* **THE REQUEST**: Copy, from the entries below, each line where the word "sentences" can be found.

* **AVAILABLE RECORDS**:
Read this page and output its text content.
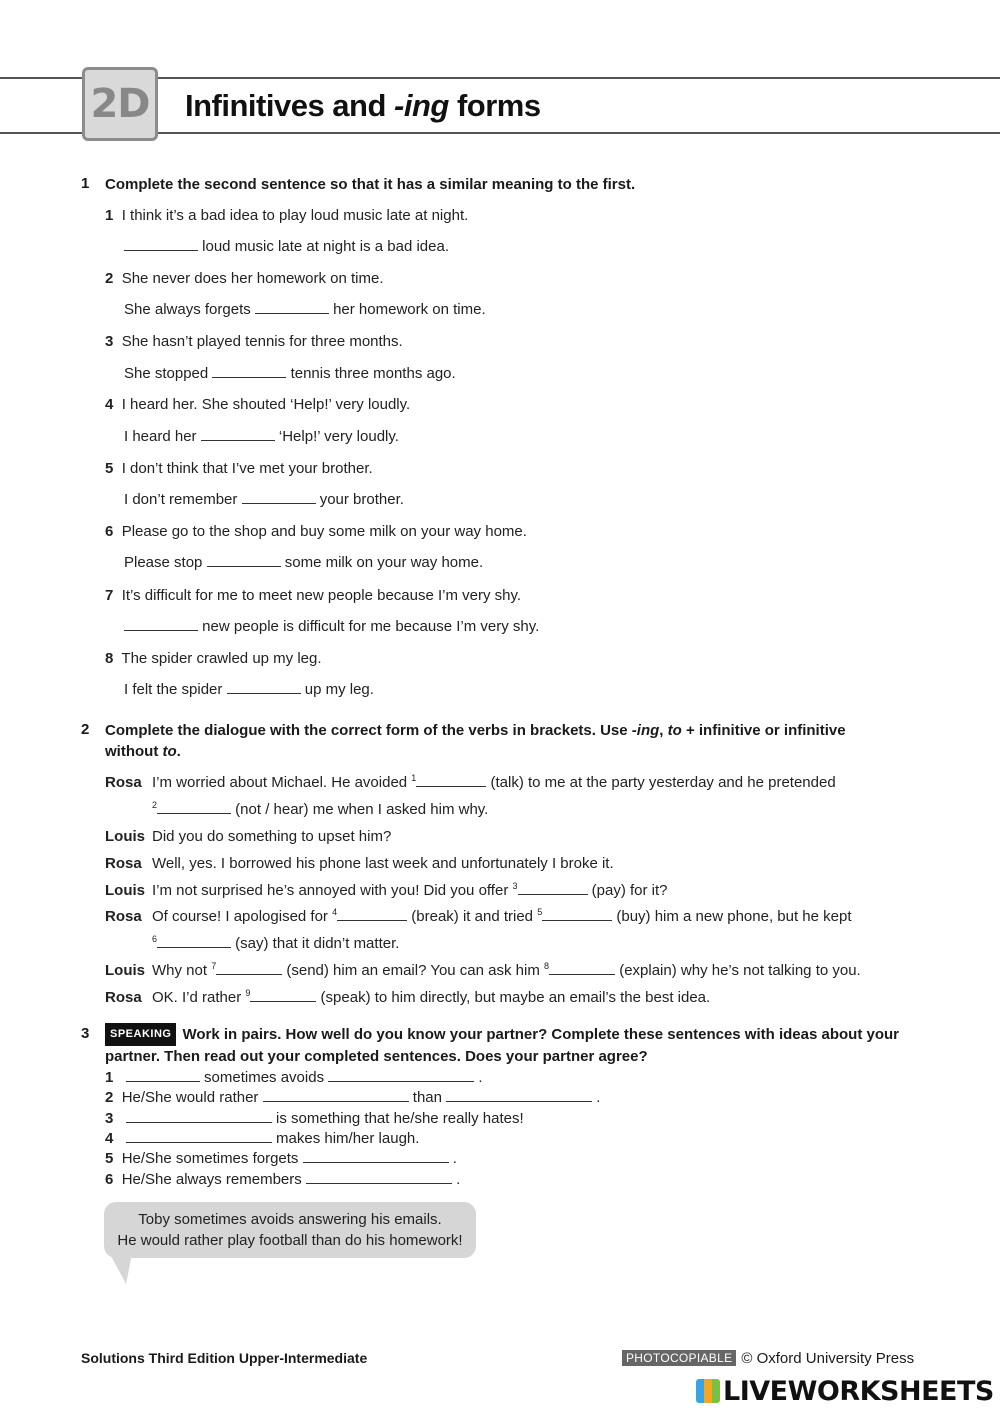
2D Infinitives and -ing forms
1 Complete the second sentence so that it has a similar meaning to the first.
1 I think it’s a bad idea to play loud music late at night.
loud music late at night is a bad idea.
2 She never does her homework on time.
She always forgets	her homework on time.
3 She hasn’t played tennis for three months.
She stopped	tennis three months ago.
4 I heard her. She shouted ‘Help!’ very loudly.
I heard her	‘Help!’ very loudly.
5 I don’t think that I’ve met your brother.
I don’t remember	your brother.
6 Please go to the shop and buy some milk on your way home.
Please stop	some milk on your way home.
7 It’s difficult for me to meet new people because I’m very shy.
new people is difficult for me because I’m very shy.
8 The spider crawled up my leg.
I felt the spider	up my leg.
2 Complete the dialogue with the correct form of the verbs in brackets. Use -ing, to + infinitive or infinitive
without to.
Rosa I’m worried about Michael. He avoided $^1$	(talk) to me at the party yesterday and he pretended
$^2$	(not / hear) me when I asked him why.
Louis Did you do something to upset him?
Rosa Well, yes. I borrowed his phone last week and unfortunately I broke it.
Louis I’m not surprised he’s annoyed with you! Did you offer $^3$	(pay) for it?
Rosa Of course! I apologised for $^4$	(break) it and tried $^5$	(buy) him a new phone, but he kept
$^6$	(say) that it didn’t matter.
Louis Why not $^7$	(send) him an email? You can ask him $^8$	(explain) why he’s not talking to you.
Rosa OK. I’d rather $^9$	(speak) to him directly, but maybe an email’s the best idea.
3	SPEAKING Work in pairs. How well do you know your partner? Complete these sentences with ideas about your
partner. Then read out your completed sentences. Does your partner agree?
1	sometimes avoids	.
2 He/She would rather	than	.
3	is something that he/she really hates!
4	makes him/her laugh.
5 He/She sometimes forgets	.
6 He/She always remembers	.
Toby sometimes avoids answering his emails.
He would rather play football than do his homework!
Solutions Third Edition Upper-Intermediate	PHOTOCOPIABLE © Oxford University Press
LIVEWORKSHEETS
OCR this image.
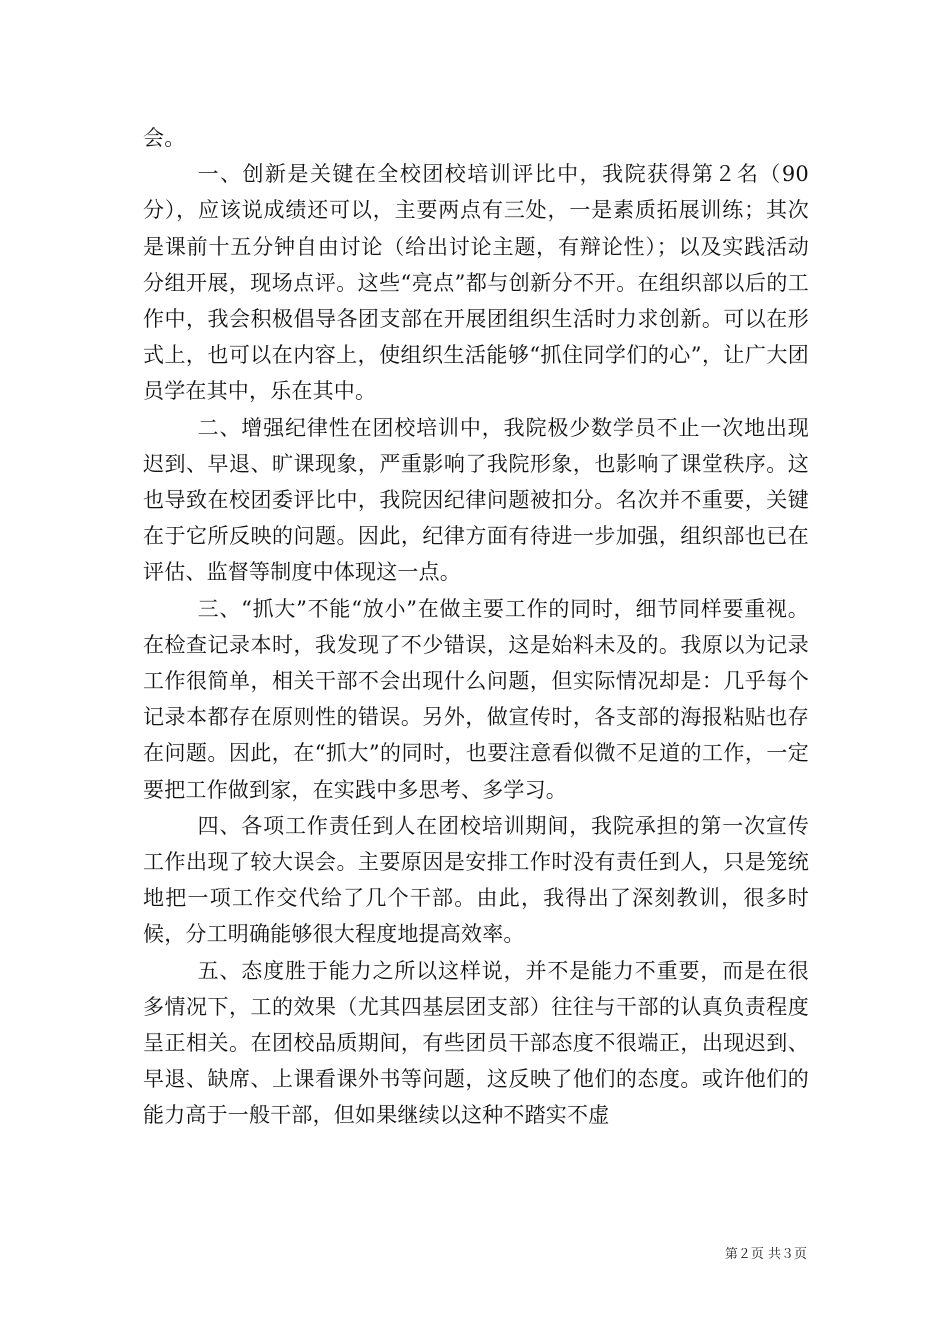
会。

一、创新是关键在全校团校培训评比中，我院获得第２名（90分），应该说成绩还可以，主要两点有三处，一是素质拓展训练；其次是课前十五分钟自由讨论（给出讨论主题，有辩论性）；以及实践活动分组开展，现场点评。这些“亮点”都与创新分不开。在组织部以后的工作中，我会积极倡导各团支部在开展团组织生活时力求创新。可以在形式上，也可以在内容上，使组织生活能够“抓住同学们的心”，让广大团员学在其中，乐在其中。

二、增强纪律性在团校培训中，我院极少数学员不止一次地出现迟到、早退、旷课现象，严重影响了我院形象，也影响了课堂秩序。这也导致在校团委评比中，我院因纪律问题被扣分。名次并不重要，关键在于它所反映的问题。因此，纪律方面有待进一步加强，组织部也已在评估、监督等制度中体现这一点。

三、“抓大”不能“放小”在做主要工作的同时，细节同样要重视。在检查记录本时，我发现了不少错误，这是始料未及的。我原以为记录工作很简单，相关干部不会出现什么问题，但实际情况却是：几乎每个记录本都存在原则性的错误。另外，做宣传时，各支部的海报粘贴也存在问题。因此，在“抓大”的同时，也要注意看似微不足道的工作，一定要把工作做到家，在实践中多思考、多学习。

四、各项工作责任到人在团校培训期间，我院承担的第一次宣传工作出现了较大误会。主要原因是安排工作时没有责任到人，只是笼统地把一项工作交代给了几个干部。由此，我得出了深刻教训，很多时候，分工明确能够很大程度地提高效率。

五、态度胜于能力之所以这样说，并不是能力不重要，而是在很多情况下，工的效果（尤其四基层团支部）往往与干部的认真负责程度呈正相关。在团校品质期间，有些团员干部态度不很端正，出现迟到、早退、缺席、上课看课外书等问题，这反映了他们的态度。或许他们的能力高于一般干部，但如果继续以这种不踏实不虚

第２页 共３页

* **ANSWER FOR THE TASK**:
3	SPEAKING Work in pairs. How well do you know your partner? Complete these sentences with ideas about your
partner. Then read out your completed sentences. Does your partner agree?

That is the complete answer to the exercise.